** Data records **

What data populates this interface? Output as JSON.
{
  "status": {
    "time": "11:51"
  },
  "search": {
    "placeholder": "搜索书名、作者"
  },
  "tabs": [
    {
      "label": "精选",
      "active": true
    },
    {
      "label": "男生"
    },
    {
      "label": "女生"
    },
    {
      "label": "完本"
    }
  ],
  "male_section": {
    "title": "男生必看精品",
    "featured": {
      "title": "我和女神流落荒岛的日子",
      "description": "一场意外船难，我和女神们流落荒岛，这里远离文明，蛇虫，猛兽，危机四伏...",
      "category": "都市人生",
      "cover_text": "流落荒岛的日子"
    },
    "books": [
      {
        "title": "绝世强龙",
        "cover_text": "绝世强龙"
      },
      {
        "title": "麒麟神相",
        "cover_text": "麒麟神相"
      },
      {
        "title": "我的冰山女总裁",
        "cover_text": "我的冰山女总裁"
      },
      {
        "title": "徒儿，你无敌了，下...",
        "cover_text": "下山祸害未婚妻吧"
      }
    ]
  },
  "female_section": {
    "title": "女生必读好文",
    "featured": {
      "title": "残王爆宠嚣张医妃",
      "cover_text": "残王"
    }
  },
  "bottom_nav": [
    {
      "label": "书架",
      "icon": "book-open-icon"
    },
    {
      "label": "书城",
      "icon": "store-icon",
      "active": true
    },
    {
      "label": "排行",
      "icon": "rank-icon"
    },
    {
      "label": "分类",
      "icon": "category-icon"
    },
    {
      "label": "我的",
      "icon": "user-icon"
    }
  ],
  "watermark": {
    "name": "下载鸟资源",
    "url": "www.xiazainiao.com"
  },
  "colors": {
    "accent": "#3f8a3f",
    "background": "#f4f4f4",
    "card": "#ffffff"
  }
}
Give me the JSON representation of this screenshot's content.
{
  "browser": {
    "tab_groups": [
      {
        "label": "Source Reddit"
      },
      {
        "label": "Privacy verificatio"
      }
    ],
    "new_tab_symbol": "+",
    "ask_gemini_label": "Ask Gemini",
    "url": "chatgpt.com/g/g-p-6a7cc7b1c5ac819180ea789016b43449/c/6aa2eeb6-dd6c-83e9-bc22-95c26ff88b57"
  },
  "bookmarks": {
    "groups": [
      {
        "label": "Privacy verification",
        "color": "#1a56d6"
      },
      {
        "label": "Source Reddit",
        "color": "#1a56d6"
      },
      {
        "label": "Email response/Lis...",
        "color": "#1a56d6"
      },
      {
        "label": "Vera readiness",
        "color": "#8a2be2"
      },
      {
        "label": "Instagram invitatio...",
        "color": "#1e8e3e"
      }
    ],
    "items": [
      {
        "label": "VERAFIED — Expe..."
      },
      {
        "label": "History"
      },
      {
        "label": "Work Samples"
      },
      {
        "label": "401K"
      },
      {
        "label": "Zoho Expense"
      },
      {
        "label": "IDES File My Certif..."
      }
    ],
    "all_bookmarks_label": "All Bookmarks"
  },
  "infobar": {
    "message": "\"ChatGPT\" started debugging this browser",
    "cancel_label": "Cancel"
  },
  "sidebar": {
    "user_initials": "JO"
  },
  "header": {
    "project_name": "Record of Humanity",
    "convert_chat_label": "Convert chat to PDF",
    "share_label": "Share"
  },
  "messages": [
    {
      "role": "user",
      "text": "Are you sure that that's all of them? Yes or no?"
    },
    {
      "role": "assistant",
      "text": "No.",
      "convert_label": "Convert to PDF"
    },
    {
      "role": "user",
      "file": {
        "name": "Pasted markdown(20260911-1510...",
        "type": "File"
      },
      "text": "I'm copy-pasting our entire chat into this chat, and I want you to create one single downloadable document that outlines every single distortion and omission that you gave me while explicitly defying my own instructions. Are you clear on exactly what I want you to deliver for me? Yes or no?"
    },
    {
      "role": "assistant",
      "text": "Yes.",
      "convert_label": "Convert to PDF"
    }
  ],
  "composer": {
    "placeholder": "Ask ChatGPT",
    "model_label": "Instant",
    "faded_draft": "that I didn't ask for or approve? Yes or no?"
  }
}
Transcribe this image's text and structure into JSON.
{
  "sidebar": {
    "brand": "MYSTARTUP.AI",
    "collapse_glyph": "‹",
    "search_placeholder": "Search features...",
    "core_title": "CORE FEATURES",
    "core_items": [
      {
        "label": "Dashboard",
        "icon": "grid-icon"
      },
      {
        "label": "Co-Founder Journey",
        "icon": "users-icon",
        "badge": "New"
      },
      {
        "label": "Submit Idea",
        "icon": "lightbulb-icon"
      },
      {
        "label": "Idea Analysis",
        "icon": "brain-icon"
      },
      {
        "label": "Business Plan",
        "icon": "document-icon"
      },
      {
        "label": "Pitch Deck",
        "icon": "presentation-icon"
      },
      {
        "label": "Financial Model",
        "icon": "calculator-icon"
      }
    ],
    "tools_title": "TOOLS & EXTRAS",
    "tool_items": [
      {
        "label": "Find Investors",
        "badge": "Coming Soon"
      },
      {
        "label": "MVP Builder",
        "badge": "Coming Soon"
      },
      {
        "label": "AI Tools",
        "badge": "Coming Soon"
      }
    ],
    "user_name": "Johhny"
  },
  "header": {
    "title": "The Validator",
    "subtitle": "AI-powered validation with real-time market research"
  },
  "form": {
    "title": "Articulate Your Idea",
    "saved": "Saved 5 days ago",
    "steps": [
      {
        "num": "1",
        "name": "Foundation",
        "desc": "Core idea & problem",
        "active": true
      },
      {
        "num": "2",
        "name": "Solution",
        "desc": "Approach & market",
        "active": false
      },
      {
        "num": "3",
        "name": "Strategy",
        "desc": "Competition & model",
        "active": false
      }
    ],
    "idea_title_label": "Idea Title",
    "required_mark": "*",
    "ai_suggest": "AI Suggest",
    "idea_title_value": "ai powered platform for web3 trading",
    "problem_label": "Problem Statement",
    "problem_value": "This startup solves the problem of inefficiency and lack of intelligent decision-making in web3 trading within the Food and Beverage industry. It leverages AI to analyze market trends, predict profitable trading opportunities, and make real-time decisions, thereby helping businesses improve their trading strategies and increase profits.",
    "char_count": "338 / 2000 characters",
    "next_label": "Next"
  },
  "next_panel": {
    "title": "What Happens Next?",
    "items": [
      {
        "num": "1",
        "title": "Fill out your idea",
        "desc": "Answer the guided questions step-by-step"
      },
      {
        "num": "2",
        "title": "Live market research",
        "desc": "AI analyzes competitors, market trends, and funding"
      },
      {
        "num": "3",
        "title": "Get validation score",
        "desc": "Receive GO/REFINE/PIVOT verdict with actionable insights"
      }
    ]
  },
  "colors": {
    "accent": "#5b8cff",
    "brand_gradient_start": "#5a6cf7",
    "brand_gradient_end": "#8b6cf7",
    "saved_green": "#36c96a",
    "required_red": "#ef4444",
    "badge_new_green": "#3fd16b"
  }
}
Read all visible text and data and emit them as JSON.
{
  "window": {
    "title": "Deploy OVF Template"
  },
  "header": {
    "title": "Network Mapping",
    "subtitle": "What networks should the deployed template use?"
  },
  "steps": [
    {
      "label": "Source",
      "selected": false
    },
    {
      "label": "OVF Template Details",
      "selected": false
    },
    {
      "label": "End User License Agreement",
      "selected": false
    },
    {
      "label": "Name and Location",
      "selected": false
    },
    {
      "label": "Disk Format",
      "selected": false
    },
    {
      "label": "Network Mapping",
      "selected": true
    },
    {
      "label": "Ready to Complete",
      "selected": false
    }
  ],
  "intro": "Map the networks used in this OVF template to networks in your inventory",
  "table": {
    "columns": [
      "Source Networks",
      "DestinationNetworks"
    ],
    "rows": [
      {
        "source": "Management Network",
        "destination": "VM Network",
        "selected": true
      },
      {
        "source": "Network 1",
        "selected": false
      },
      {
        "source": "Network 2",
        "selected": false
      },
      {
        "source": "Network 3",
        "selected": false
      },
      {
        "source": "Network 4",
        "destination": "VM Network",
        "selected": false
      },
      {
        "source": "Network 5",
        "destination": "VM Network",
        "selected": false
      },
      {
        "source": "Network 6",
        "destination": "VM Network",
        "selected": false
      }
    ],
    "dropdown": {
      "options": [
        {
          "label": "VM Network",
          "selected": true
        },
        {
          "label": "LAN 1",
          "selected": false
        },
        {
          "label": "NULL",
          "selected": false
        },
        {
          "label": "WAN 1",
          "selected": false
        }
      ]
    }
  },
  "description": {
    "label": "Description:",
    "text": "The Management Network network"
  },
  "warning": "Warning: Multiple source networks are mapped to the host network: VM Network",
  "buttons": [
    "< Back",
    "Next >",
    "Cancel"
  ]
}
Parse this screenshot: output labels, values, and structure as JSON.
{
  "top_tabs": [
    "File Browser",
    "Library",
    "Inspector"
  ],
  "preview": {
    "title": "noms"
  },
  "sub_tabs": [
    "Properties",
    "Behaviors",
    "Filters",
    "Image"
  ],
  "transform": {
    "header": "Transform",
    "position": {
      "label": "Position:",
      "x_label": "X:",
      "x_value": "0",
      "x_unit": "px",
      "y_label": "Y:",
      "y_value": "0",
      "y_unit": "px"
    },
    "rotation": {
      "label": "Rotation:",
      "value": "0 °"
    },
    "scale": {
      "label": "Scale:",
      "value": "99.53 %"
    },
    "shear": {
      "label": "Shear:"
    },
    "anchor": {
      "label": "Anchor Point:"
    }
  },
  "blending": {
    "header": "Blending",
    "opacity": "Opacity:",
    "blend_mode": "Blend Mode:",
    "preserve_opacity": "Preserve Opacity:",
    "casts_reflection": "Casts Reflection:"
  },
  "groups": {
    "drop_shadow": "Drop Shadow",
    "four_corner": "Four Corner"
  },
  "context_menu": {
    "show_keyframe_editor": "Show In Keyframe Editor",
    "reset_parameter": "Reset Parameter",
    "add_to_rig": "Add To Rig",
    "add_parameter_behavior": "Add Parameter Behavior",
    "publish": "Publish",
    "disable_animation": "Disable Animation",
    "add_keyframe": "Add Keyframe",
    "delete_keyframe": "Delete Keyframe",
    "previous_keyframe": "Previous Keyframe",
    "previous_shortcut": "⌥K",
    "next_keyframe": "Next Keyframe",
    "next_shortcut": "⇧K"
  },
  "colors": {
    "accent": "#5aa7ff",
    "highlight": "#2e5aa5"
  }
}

** TASK TO COMPLETE **
From the listing above, copy all lines holding the word "research".

** RESULT FOR THIS TASK **
    "subtitle": "AI-powered validation with real-time market research"
        "title": "Live market research",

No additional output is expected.